Signs of Spring2: Honeybees

honeybee jon sullivan public domain.jpgLast weekend’s warm temperatures (70 degrees in Apollo on Sunday afternoon!) not only woke up the hibernating lady bugs and stinkbugs out on my porch (and in my living room, and in my kitchen, and in my…) but also mobilized overwintering honeybees into activity out in our “flowerless” winter landscape.

For example, Tracie Brockhoff on her farm in Dayton, PA saw honeybees swarming over and on her sweating horses, and Arnold Barnes in Latrobe, PA watched as honeybees covered his backyard bird feeders and emptied them of cracked corn (Honeybee. Public Domain Image/Jon Sullivan).

What was going on? Both of these behaviors were for me, and for Tracie and Arnold, without precedents. Warm winter temperatures can stimulate both kept and feral honeybees into going out to forage for nectar and pollen. If they are out hunting, though, in an environment that has no flowers (like a warm, January afternoon in Western Pennsylvania) their exertions can use up valuable energy reserves that the colony may need to survive the rest of the winter.

The honeybee’s swarming around Tracie’s horses might be explained by misinterpreted chemical cues. Many early spring flowers produce odors designed to attract the initially more abundant flies of the cool, spring months. Scents like sweat and body odors (and worse!) are not uncommon. Possibly the bees were following the sweat odor cues in their search for flowers. But how could the clustering around the cracked corn be explained?

I contacted two friends who keep bees, Jennifer Wood and Robert Steffes, to see if they had any thoughts about these observations.

Both Jennifer and Robert talked with great concern about the warm, winter weather stimulating the bees to go out on energetically expensive and inevitably fruitless reconnaissance and gathering missions. They indicated that the waste of this critical energy might even cause the entire hive to die.

Robert also mentioned that heat, moisture, and trace minerals are big attractants for bees especially in cold weather. This was a possible explanation for the abundance of the bees on the horses. And, referring to beekeepers who also raise chickens, he said that the observation that bees are attracted to cracked corn, especially to the corn dust which is “pollen-sized” is a common one.

So, the honeybees in Dayton were attracted to the warm, sweaty, odoriferous horses and maybe mistook them for giant spring flowers. And, the honeybees in Latrobe were digging through the cracked corn in the feeders gathering up the pollen-sized corn dust to take back to their hives. Both observations reflect circumstances of odd honeybee behaviors driven by hunger and by the absence of any real “bee food” in the environment.

The honeybee activity of this past weekend was definitely a “sign of spring,” but it was not one we welcome or want to see. As Robert put it, “the beekeeper’s first sign of spring is seeing the honeybee foragers bring in their first loads of pollen.”

The flower buds of the red maples are swelling rapidly and should open in a month or so. Colt’s foot, cut-leaf toothwort, and spring beauty should flower right around then, too, and in our flowerbeds snow drops and crocuses (especially the ones right next to the house!) will be blooming right along with them.

Nectar and pollen are on the way! Hang in there, bees!

+===+

### YOUR TASK
Name every plant that the honeybee text expects to flower soon. The lines that come next have no connection to the honeybee text.

+===+

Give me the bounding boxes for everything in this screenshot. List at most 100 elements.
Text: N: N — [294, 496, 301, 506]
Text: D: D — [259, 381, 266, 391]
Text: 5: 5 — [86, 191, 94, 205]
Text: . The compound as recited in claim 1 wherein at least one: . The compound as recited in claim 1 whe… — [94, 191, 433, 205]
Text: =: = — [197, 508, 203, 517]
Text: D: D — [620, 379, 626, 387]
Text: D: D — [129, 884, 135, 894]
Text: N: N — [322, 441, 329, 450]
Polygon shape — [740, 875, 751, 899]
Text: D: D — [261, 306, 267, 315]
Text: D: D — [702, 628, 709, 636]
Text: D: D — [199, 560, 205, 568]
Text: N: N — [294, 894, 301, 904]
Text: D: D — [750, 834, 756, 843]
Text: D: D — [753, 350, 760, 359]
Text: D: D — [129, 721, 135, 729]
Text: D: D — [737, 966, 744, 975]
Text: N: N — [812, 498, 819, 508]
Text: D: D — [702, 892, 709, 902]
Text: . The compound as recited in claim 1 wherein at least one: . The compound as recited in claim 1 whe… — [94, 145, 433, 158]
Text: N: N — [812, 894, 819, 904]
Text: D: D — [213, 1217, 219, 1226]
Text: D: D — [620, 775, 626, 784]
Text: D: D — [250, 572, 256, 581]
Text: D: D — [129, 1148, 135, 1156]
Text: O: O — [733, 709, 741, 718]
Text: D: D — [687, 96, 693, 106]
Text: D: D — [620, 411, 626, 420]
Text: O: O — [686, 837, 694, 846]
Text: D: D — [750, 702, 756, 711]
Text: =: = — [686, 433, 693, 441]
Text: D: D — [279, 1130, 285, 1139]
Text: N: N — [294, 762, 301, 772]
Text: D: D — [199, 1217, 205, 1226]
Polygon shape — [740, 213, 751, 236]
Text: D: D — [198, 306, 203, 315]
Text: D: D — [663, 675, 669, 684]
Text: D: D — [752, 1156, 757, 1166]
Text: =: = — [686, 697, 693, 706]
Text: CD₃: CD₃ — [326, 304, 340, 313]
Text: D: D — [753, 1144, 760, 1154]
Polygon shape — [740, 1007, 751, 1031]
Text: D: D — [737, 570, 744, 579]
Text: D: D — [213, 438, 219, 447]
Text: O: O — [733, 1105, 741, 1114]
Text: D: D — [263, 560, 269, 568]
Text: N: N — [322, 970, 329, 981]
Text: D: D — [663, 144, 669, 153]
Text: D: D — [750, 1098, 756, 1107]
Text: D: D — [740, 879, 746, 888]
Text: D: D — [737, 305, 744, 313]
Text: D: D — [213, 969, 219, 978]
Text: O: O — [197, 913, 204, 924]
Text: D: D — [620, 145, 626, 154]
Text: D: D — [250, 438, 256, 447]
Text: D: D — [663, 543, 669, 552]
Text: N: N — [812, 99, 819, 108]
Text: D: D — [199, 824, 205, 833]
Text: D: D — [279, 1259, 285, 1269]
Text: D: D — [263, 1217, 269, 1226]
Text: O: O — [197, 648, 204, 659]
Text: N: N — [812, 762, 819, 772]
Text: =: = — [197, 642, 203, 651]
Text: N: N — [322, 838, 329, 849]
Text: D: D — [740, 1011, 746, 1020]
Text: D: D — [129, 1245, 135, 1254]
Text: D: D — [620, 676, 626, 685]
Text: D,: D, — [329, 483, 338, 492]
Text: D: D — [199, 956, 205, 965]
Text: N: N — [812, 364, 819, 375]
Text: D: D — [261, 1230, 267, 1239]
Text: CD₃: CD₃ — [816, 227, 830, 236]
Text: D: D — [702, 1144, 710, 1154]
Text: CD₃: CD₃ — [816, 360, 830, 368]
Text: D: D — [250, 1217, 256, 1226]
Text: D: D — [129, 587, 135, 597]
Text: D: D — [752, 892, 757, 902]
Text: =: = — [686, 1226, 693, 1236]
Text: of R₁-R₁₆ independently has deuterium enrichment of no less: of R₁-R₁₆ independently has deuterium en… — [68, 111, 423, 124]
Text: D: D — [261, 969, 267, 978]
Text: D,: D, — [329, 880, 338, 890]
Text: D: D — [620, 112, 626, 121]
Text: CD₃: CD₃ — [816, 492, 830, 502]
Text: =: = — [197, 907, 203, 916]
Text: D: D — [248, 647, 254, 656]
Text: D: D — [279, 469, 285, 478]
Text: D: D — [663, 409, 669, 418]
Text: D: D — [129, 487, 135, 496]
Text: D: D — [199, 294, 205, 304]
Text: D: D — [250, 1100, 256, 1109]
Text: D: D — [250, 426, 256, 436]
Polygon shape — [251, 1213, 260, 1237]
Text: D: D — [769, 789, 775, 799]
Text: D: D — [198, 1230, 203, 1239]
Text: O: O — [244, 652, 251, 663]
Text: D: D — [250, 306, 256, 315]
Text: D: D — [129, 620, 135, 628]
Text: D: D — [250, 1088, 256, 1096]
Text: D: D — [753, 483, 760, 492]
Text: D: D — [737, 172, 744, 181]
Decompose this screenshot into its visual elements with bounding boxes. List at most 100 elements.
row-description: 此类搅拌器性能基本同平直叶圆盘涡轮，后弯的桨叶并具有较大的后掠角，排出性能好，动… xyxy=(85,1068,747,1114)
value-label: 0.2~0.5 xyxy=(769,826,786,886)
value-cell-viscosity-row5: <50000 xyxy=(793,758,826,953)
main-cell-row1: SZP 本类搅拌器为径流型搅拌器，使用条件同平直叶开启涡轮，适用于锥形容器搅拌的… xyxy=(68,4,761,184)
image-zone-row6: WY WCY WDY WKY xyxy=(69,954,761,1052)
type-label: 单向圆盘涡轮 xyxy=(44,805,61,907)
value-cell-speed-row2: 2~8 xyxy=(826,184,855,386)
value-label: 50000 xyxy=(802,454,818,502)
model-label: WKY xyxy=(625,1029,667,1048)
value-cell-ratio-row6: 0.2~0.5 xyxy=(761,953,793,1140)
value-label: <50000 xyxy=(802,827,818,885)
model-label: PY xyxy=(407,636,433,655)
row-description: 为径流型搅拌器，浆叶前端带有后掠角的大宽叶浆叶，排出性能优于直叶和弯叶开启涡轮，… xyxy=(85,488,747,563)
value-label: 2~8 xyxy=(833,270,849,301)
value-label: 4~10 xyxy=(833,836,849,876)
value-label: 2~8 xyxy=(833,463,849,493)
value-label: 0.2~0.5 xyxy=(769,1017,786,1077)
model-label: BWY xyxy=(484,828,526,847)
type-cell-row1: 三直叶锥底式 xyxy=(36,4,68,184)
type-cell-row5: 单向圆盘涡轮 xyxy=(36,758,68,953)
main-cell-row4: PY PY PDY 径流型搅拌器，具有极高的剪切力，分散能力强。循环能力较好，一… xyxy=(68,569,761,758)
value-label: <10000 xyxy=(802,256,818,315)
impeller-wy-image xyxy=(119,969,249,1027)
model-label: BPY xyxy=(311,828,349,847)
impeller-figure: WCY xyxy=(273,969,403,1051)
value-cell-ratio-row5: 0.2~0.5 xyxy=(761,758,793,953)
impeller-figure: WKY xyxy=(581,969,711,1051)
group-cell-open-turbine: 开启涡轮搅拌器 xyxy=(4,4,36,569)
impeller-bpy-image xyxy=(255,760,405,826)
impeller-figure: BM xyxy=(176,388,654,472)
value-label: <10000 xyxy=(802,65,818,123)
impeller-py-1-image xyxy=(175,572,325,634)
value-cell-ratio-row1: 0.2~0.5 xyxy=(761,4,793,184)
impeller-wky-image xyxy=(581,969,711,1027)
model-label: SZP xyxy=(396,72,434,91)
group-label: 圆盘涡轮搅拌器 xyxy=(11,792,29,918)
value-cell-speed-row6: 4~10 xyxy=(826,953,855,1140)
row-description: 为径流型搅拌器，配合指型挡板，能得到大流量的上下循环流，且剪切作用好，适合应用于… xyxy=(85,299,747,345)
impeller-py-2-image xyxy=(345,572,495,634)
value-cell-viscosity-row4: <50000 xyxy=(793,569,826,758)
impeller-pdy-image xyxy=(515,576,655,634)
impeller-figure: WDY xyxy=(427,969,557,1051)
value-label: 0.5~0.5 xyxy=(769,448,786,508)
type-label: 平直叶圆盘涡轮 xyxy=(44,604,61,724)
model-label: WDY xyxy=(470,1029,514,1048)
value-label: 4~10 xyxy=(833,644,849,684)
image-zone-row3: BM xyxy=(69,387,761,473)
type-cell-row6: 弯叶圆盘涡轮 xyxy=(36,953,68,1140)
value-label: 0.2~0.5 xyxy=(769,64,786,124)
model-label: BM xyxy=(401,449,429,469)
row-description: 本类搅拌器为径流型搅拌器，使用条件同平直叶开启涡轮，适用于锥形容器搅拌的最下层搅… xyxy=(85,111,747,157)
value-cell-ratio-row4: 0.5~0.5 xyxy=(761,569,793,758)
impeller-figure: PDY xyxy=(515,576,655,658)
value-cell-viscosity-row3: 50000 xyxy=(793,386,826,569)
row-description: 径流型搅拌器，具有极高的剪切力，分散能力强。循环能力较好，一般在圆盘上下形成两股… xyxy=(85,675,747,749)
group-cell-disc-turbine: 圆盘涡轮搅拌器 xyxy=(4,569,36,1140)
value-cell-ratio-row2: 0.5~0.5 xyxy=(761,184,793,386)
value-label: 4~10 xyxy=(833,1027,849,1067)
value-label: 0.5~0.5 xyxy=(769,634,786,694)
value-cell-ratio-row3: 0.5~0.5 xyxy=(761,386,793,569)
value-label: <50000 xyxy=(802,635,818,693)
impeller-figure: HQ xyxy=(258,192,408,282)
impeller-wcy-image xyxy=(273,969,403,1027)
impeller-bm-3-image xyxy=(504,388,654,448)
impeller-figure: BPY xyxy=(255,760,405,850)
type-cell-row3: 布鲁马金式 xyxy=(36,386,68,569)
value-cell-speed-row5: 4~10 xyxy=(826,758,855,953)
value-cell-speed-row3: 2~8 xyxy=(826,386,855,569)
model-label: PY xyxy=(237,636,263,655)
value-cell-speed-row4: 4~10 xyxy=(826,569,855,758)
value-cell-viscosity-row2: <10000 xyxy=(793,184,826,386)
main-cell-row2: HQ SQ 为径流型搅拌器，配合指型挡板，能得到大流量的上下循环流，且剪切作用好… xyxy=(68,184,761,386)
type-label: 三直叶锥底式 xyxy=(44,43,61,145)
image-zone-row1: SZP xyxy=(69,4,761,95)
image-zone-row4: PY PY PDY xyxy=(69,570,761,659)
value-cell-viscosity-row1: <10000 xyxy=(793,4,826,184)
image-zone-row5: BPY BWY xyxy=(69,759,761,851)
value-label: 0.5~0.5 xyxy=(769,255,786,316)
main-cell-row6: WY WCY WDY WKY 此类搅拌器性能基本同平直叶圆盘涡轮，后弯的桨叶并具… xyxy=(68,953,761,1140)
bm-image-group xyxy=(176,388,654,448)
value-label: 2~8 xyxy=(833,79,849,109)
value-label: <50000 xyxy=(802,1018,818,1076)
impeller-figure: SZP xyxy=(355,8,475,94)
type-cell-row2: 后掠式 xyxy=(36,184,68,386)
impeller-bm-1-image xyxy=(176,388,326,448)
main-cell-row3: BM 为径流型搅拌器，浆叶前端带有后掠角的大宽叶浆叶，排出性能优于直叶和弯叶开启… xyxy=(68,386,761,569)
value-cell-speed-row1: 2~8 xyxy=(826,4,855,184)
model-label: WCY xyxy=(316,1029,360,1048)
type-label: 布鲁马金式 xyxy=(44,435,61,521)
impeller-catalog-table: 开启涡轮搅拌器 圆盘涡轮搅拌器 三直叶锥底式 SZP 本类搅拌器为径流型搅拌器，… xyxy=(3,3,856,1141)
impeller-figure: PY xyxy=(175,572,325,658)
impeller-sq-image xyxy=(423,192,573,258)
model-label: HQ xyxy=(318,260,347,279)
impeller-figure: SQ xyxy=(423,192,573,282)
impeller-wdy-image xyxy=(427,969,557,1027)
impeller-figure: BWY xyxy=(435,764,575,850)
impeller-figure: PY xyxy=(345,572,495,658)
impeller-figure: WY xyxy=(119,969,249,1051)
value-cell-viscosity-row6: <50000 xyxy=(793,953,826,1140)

+===+

### REPLY TO THE TASK
red maples, colt's foot, cut-leaf toothwort, spring beauty, snow drops, crocuses